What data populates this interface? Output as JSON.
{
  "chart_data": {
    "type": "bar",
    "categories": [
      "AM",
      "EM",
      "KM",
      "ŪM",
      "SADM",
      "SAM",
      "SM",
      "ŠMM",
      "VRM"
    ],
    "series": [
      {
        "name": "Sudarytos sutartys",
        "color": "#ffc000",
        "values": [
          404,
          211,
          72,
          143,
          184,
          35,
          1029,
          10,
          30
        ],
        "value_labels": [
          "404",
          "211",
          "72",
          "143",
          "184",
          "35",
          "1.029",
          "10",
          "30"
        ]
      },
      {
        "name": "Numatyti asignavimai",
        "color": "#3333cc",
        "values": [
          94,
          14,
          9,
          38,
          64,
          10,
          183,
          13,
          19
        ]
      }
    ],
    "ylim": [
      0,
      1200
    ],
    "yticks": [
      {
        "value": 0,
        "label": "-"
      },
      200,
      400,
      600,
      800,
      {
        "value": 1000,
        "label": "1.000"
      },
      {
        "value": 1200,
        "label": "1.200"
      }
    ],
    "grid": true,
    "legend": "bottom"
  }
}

[Problem to solve] Each record must be repeated exactly as it is.

[Result for this task]
What data populates this interface? Output as JSON.
{
  "chart_data": {
    "type": "bar",
    "categories": [
      "AM",
      "EM",
      "KM",
      "ŪM",
      "SADM",
      "SAM",
      "SM",
      "ŠMM",
      "VRM"
    ],
    "series": [
      {
        "name": "Sudarytos sutartys",
        "color": "#ffc000",
        "values": [
          404,
          211,
          72,
          143,
          184,
          35,
          1029,
          10,
          30
        ],
        "value_labels": [
          "404",
          "211",
          "72",
          "143",
          "184",
          "35",
          "1.029",
          "10",
          "30"
        ]
      },
      {
        "name": "Numatyti asignavimai",
        "color": "#3333cc",
        "values": [
          94,
          14,
          9,
          38,
          64,
          10,
          183,
          13,
          19
        ]
      }
    ],
    "ylim": [
      0,
      1200
    ],
    "yticks": [
      {
        "value": 0,
        "label": "-"
      },
      200,
      400,
      600,
      800,
      {
        "value": 1000,
        "label": "1.000"
      },
      {
        "value": 1200,
        "label": "1.200"
      }
    ],
    "grid": true,
    "legend": "bottom"
  }
}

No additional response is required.